* Begin *

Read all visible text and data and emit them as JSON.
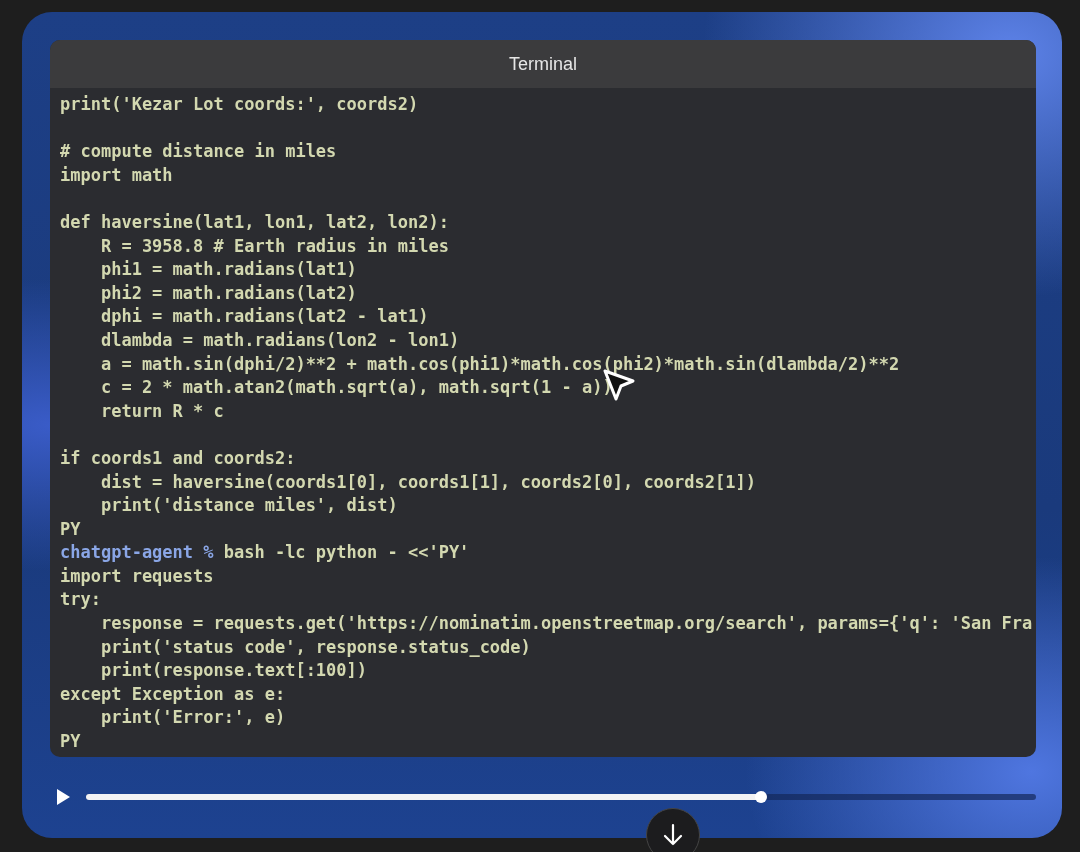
{
  "window": {
    "title": "Terminal"
  },
  "lines": [
    {
      "kind": "code",
      "text": "print('Kezar Lot coords:', coords2)"
    },
    {
      "kind": "blank"
    },
    {
      "kind": "code",
      "text": "# compute distance in miles"
    },
    {
      "kind": "code",
      "text": "import math"
    },
    {
      "kind": "blank"
    },
    {
      "kind": "code",
      "text": "def haversine(lat1, lon1, lat2, lon2):"
    },
    {
      "kind": "code",
      "text": "    R = 3958.8 # Earth radius in miles"
    },
    {
      "kind": "code",
      "text": "    phi1 = math.radians(lat1)"
    },
    {
      "kind": "code",
      "text": "    phi2 = math.radians(lat2)"
    },
    {
      "kind": "code",
      "text": "    dphi = math.radians(lat2 - lat1)"
    },
    {
      "kind": "code",
      "text": "    dlambda = math.radians(lon2 - lon1)"
    },
    {
      "kind": "code",
      "text": "    a = math.sin(dphi/2)**2 + math.cos(phi1)*math.cos(phi2)*math.sin(dlambda/2)**2"
    },
    {
      "kind": "code",
      "text": "    c = 2 * math.atan2(math.sqrt(a), math.sqrt(1 - a))"
    },
    {
      "kind": "code",
      "text": "    return R * c"
    },
    {
      "kind": "blank"
    },
    {
      "kind": "code",
      "text": "if coords1 and coords2:"
    },
    {
      "kind": "code",
      "text": "    dist = haversine(coords1[0], coords1[1], coords2[0], coords2[1])"
    },
    {
      "kind": "code",
      "text": "    print('distance miles', dist)"
    },
    {
      "kind": "code",
      "text": "PY"
    },
    {
      "kind": "prompt",
      "prompt": "chatgpt-agent %",
      "text": "bash -lc python - <<'PY'"
    },
    {
      "kind": "code",
      "text": "import requests"
    },
    {
      "kind": "code",
      "text": "try:"
    },
    {
      "kind": "code",
      "text": "    response = requests.get('https://nominatim.openstreetmap.org/search', params={'q': 'San Fra"
    },
    {
      "kind": "code",
      "text": "    print('status code', response.status_code)"
    },
    {
      "kind": "code",
      "text": "    print(response.text[:100])"
    },
    {
      "kind": "code",
      "text": "except Exception as e:"
    },
    {
      "kind": "code",
      "text": "    print('Error:', e)"
    },
    {
      "kind": "code",
      "text": "PY"
    }
  ],
  "progress": {
    "level": 0.71
  }
}
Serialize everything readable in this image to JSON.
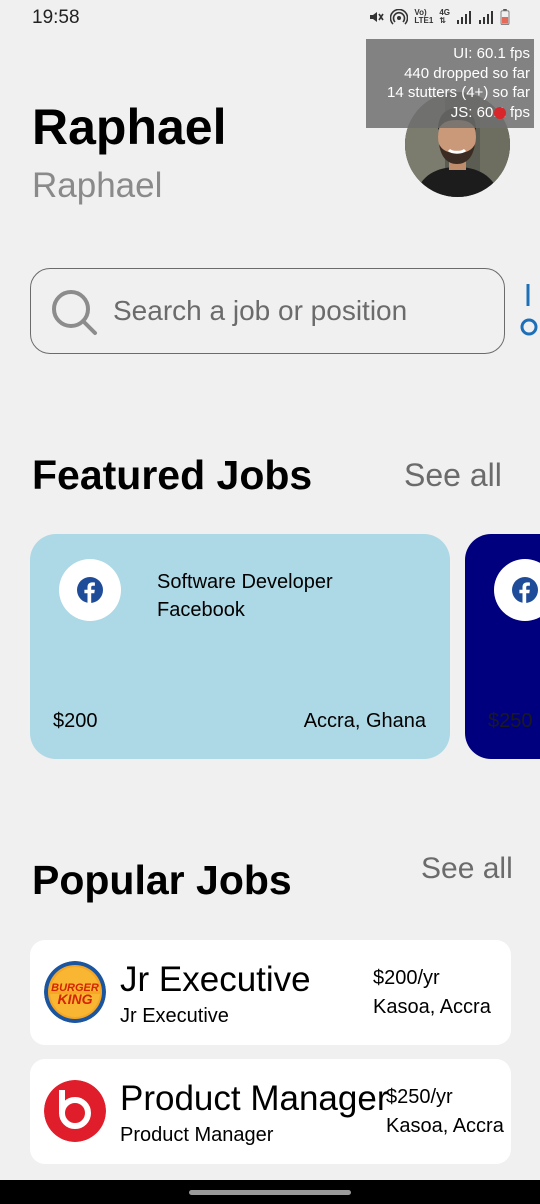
{
  "status_bar": {
    "time": "19:58",
    "net_label_top": "Vo)",
    "net_label_bottom": "LTE1",
    "net_type": "4G"
  },
  "fps_overlay": {
    "line1": "UI: 60.1 fps",
    "line2": "440 dropped so far",
    "line3": "14 stutters (4+) so far",
    "line4": "JS: 60.1 fps"
  },
  "header": {
    "greeting": "Raphael",
    "subtitle": "Raphael"
  },
  "search": {
    "placeholder": "Search a job or position",
    "value": ""
  },
  "featured": {
    "title": "Featured Jobs",
    "see_all": "See all",
    "cards": [
      {
        "role": "Software Developer",
        "company": "Facebook",
        "salary": "$200",
        "location": "Accra, Ghana",
        "bg": "#add8e6"
      },
      {
        "salary": "$250",
        "bg": "#00007e"
      }
    ]
  },
  "popular": {
    "title": "Popular Jobs",
    "see_all": "See all",
    "items": [
      {
        "title": "Jr Executive",
        "subtitle": "Jr Executive",
        "salary": "$200/yr",
        "location": "Kasoa, Accra",
        "logo_text_top": "BURGER",
        "logo_text_bottom": "KING"
      },
      {
        "title": "Product Manager",
        "subtitle": "Product Manager",
        "salary": "$250/yr",
        "location": "Kasoa, Accra"
      }
    ]
  },
  "colors": {
    "background": "#f0f0f0",
    "featured_card_1": "#add8e6",
    "featured_card_2": "#00007e",
    "facebook_blue": "#1f4c99",
    "beats_red": "#e01e2b"
  }
}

* End *

● TASK GOAL:
Track down all lines above with the string "import" and copy them.

● CORRECT RESPONSE:
      "text": "import math"
      "text": "import requests"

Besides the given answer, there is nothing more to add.